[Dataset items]
───
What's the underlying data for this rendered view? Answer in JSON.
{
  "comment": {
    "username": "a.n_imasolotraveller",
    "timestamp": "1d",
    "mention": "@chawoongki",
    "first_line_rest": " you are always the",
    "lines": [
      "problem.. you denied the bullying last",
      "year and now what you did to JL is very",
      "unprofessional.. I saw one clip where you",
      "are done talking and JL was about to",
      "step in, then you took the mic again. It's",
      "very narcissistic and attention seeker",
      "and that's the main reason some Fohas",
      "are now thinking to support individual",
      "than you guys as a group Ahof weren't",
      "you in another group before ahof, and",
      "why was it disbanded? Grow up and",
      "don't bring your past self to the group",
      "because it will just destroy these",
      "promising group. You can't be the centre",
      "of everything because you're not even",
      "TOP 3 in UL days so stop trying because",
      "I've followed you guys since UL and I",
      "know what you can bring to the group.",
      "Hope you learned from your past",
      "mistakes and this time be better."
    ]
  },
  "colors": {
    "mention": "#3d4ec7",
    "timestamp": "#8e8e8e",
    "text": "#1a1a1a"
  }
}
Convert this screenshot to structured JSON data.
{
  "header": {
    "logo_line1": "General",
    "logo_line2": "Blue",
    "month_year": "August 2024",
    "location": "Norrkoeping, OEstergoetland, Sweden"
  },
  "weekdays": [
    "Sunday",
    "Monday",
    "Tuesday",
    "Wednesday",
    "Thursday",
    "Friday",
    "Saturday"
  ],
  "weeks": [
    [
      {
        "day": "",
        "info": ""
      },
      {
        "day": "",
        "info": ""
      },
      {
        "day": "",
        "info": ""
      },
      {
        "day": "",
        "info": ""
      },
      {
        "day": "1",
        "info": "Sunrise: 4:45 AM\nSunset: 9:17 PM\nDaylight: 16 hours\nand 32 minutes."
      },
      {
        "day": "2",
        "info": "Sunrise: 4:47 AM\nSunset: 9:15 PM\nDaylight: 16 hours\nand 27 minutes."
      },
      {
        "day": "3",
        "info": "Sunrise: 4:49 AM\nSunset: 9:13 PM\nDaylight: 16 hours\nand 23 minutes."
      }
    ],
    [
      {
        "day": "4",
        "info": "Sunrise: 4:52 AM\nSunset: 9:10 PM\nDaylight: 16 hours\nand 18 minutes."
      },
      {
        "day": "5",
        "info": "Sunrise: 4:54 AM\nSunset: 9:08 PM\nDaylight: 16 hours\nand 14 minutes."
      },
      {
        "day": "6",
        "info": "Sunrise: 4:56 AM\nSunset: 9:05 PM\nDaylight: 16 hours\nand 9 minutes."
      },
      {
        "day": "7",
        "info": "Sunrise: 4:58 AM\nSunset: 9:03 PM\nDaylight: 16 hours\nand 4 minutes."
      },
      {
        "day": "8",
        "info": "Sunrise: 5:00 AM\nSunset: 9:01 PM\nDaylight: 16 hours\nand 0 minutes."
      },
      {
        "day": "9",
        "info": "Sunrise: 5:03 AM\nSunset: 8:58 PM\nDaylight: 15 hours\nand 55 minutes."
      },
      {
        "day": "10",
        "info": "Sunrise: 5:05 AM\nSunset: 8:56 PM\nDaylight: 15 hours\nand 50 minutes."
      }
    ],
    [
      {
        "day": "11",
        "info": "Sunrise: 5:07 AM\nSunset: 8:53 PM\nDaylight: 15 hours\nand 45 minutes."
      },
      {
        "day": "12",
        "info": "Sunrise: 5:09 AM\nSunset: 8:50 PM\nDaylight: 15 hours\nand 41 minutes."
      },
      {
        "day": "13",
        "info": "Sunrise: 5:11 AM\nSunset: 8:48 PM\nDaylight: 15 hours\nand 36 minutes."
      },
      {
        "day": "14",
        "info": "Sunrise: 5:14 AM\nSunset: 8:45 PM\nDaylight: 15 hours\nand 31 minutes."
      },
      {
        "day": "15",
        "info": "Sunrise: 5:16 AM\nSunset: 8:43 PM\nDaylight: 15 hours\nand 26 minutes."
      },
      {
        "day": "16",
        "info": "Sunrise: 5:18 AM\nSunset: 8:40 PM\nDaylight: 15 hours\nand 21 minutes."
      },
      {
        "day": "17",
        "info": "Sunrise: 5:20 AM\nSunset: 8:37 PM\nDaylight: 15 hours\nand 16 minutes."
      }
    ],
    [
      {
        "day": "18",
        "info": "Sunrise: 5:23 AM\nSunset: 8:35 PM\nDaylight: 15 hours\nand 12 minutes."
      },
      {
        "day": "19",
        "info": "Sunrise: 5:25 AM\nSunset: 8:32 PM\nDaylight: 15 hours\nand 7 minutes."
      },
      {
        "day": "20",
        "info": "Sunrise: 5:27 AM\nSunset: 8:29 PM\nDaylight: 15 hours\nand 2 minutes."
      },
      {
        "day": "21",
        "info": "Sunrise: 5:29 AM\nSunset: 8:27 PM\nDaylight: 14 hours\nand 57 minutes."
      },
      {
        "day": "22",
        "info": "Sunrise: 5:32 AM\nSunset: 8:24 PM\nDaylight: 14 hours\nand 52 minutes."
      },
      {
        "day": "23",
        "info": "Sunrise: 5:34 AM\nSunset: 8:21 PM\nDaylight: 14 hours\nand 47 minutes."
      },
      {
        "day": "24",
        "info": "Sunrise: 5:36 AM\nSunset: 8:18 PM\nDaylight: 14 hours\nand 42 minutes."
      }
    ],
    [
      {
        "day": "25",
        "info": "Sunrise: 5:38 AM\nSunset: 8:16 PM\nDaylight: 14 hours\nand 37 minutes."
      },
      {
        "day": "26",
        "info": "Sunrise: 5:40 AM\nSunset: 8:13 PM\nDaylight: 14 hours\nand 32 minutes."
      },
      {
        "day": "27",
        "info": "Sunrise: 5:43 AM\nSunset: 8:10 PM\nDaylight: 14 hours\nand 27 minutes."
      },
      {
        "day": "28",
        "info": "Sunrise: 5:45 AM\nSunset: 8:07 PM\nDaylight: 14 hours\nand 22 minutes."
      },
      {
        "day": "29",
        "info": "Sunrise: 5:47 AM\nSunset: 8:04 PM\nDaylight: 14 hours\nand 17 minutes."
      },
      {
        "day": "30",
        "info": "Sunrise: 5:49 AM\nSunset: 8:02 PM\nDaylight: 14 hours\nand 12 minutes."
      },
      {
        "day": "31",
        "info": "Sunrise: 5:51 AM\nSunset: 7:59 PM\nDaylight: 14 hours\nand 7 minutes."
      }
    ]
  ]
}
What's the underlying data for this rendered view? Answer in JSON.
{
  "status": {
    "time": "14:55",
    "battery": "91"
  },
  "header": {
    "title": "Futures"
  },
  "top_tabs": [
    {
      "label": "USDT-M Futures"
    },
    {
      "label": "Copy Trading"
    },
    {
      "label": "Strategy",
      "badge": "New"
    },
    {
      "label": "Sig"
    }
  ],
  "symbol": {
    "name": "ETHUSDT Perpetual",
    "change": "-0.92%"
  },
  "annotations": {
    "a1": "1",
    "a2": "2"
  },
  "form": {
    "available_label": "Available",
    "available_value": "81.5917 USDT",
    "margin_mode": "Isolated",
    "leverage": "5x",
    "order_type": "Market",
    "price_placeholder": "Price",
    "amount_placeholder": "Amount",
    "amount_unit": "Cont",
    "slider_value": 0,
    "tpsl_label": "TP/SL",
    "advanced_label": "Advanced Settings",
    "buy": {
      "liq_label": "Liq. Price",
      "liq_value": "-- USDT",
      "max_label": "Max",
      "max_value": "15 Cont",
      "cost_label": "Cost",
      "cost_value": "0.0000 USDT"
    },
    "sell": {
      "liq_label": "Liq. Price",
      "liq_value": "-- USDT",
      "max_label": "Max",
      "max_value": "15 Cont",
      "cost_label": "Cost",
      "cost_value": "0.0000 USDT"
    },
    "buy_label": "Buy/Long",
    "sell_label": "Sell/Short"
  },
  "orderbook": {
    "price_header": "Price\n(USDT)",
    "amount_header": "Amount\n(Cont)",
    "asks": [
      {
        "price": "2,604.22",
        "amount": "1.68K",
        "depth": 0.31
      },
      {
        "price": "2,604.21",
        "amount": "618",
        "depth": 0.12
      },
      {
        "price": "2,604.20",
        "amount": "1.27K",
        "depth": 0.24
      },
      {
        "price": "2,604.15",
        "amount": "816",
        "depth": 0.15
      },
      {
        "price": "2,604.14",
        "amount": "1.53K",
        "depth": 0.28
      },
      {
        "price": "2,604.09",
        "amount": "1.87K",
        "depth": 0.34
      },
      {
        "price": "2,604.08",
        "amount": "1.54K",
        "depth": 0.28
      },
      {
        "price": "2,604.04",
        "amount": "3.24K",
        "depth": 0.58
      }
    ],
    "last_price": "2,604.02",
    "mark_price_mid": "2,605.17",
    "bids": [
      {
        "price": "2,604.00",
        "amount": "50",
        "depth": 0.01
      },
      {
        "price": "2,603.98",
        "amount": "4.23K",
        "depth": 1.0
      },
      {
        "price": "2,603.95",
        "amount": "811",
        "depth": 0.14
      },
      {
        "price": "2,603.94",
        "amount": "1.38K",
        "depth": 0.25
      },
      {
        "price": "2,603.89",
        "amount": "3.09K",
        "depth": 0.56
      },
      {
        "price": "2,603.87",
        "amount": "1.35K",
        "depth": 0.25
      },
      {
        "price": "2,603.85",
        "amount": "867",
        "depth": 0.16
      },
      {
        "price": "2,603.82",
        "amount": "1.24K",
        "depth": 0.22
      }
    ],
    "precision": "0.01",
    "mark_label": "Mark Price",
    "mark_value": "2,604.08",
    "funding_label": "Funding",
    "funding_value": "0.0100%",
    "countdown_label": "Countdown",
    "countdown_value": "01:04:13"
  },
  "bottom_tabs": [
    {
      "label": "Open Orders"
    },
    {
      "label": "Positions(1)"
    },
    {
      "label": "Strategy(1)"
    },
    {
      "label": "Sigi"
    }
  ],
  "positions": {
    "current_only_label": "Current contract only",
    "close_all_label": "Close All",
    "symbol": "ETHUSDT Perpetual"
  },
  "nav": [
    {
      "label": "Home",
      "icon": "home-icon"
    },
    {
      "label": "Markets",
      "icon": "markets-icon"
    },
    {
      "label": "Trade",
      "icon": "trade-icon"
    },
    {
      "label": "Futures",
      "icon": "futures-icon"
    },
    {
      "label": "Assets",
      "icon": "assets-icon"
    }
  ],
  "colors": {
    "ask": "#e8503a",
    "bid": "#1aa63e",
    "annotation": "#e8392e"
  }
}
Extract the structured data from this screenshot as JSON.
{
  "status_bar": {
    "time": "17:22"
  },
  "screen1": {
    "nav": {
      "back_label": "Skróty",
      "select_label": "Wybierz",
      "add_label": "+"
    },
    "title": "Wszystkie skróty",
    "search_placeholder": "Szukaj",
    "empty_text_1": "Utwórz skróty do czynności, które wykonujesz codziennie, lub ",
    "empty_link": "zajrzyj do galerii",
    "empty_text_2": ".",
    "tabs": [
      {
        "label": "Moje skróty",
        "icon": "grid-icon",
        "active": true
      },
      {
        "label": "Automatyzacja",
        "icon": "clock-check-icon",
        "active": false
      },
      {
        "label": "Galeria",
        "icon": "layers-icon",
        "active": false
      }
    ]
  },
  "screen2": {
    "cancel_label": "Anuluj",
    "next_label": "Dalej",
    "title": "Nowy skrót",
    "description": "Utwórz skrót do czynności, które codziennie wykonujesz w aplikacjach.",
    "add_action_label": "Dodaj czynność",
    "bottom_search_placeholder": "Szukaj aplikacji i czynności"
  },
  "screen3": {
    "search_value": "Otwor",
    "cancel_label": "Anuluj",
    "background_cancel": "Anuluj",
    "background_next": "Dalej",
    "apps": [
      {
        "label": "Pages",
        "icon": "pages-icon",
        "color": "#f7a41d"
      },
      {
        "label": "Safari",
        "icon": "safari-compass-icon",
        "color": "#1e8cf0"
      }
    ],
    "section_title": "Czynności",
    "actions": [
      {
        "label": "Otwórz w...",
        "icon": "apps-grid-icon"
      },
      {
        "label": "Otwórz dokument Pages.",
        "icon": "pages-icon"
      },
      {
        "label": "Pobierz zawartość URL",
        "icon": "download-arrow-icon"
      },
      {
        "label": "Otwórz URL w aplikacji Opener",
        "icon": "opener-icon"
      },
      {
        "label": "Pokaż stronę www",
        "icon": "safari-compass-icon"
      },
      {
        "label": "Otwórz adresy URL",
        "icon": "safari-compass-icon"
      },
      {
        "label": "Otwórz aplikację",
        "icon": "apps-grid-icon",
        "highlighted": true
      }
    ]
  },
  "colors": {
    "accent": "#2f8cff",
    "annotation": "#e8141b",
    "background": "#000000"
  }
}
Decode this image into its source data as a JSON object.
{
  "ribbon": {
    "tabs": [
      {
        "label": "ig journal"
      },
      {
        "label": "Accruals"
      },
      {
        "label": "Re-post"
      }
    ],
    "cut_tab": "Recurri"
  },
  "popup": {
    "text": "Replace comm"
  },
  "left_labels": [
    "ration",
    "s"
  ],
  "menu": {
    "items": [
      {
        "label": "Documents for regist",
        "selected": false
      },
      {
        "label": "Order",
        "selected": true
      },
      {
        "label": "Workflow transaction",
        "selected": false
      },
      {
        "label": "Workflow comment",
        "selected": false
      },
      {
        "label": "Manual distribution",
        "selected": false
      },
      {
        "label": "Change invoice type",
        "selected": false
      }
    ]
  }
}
───
YOUR GOAL ▸ Set down, word for word, every line from the line that holds "Decode this image" to the end of the entries above, including both ends.

ANSWER TO THE TASK ▸
Decode this image into its source data as a JSON object.
{
  "ribbon": {
    "tabs": [
      {
        "label": "ig journal"
      },
      {
        "label": "Accruals"
      },
      {
        "label": "Re-post"
      }
    ],
    "cut_tab": "Recurri"
  },
  "popup": {
    "text": "Replace comm"
  },
  "left_labels": [
    "ration",
    "s"
  ],
  "menu": {
    "items": [
      {
        "label": "Documents for regist",
        "selected": false
      },
      {
        "label": "Order",
        "selected": true
      },
      {
        "label": "Workflow transaction",
        "selected": false
      },
      {
        "label": "Workflow comment",
        "selected": false
      },
      {
        "label": "Manual distribution",
        "selected": false
      },
      {
        "label": "Change invoice type",
        "selected": false
      }
    ]
  }
}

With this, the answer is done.